- _ACTION ITEM 1_:
Answer these questions from the passage on No. 77 Squadron in Korea:
(a) On what date did the squadron fly its initial escort and patrol sorties from Iwakuni?
(b) How many of the casualties in the attack on the train carrying US and South Korean troops were fatal?
(c) Who was the squadron's first fatality, and during what raid was he killed?
- _ACTION ITEM 2_: Resume the passage on No. 77 Squadron in Korea, continuing after its last sentence.

- _EXTRACT PROVIDED_:
....................
Led by Wing Commander Lou Spence, No. 77 Squadron was committed to action over Korea as part of United Nations Command (UN), and came under the operational control of the US Fifth Air Force. The Australian unit was specifically requested by General Douglas MacArthur, commander of UN forces; the Mustang was considered the best long-range ground-attack aircraft in the theatre, and Stratemeyer contended that No. 77 Squadron was the best Mustang outfit in Japan. The squadron flew its initial escort and patrol sorties from Iwakuni on 2 July 1950, becoming the first non-American UN unit to commence operations. Several Australian families were still living at Iwakuni pending their repatriation from what had become an operational theatre, and could watch the Mustangs depart for missions over Korea.

A friendly fire incident occurred on 3 July 1950, when No. 77 Squadron attacked a train full of US and South Korean troops on the main highway between Suwon and Pyongtaek, inflicting many casualties, twenty-nine of them fatal. Spence had raised concerns before the mission that the North Koreans could not have penetrated so far south, but was assured by Fifth Air Force controllers that the target was correct; the incident was widely reported in US newspapers but a public statement by Stratemeyer cleared the RAAF of any blame. No. 77 Squadron did not encounter enemy aircraft in the opening phase of the war but often faced intense ground fire. It suffered its first fatality on 7 July when its deputy commander, Squadron Leader Graham Strout, was killed during a raid on Samchok. He was also the first Australian, and the first non-American UN serviceman, to die in Korea.
....................
- _PROVIDED DATA_:
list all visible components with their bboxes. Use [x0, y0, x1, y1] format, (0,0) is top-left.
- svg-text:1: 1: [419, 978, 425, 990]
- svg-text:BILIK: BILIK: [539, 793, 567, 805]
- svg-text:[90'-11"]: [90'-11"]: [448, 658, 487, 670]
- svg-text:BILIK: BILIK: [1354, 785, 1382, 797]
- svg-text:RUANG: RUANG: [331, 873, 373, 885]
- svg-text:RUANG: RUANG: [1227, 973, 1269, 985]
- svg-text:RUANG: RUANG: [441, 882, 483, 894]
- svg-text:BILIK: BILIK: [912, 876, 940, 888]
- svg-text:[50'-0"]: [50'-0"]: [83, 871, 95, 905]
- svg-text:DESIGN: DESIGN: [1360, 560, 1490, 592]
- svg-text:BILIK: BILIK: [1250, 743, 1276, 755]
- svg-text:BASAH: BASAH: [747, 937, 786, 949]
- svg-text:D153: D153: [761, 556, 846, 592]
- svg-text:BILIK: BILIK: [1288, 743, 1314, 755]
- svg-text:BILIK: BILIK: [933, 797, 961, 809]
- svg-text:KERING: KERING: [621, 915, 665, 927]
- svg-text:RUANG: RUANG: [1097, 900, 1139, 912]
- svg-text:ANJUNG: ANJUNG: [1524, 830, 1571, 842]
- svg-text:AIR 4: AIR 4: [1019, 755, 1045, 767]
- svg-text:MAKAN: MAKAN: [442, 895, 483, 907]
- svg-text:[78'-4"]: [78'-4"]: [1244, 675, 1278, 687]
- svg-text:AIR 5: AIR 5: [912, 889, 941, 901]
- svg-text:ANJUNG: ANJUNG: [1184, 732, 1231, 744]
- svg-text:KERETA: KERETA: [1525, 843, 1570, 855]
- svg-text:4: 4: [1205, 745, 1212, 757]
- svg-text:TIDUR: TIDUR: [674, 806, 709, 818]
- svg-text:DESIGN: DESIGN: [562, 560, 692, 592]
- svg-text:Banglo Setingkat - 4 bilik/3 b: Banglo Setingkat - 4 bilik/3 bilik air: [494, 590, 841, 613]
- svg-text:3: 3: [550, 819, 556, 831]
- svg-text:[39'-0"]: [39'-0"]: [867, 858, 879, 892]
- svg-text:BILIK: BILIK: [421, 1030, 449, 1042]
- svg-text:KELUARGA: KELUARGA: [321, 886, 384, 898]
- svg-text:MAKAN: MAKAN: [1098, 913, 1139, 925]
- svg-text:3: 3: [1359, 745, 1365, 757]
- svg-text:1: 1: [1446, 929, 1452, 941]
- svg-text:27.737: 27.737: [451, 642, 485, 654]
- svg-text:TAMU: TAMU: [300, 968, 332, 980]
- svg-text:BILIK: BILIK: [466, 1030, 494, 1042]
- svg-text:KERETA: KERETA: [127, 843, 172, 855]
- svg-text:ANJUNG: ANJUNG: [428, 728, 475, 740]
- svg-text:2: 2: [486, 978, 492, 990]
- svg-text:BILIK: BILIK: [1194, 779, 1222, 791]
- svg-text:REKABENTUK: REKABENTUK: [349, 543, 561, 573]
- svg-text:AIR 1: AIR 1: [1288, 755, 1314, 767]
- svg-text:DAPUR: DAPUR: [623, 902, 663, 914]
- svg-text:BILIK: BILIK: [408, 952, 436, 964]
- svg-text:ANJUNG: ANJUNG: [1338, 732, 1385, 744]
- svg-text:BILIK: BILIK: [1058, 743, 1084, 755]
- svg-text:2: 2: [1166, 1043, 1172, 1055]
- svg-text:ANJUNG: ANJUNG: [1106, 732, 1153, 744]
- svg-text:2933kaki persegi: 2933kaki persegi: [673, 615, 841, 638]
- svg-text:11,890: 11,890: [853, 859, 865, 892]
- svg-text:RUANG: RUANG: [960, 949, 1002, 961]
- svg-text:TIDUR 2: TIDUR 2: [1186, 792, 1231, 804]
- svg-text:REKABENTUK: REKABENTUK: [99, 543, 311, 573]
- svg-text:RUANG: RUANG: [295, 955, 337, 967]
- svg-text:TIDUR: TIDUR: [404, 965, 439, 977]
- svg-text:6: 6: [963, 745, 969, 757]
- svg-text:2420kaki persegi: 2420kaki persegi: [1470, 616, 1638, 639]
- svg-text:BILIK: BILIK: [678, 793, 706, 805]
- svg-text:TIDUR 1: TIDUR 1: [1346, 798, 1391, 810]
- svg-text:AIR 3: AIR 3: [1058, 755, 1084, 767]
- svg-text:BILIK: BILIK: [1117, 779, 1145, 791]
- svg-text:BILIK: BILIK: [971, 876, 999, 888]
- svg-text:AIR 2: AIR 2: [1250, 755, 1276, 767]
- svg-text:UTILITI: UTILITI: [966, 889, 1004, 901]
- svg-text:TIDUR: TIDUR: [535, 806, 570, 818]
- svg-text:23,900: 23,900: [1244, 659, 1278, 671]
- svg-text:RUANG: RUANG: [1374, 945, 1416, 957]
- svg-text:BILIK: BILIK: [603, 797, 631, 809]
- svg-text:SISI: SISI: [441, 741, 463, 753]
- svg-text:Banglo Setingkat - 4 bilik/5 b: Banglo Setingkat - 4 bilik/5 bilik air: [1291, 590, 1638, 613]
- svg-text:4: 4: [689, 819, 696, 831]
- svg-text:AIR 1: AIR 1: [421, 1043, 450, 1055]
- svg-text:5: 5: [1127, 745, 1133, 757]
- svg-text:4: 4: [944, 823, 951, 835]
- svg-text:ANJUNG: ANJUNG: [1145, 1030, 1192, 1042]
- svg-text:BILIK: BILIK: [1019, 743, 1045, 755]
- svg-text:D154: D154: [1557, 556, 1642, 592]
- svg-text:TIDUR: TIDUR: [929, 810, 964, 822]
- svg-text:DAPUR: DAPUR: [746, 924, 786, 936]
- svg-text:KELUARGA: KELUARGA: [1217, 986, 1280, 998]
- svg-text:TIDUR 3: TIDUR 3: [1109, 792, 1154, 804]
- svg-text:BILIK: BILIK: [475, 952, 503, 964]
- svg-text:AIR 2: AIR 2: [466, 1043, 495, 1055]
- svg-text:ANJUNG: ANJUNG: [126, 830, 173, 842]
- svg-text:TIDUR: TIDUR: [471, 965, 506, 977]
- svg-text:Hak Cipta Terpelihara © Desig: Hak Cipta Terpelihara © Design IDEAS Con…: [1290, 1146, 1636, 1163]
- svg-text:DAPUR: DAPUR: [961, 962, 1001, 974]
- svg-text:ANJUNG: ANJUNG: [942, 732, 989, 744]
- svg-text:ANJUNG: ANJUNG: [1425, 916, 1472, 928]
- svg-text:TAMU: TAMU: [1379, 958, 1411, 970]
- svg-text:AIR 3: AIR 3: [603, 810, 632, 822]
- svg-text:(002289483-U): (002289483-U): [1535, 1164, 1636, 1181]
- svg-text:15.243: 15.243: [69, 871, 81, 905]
....................
- _YOUR RESPONSE 1_:
(a) 2 July 1950
(b) Twenty-nine
(c) Squadron Leader Graham Strout, the squadron's deputy commander, was killed during a raid on Samchok.

- _YOUR RESPONSE 2_:
For the next two months, equipped with bombs, rockets and napalm, No. 77 Squadron supported UN troops retreating before the North Korean advance. To expedite turnaround times between missions, the Mustangs, which were still based at Iwakuni, often refuelled and rearmed at Taegu near the Pusan Perimeter, where UN forces made a last-ditch stand on the southern tip of Korea. One of the squadron's Dakotas regularly flew between Iwakuni and Taegu carrying ordnance and spare parts. According to the official history of the Air Force in 1946–71, the squadron's part in the victory at Pusan earned recognition "not only for the RAAF but also Australia at the highest political levels in the United States". During a visit to Japan in August 1950, Prime Minister Robert Menzies presented the Gloucester Cup to No. 77 Squadron as the RAAF's most proficient unit of the past year. That month, the squadron claimed thirty-five tanks, 212 other vehicles, eighteen railway engines or cars, and thirteen fuel or ammunition dumps destroyed.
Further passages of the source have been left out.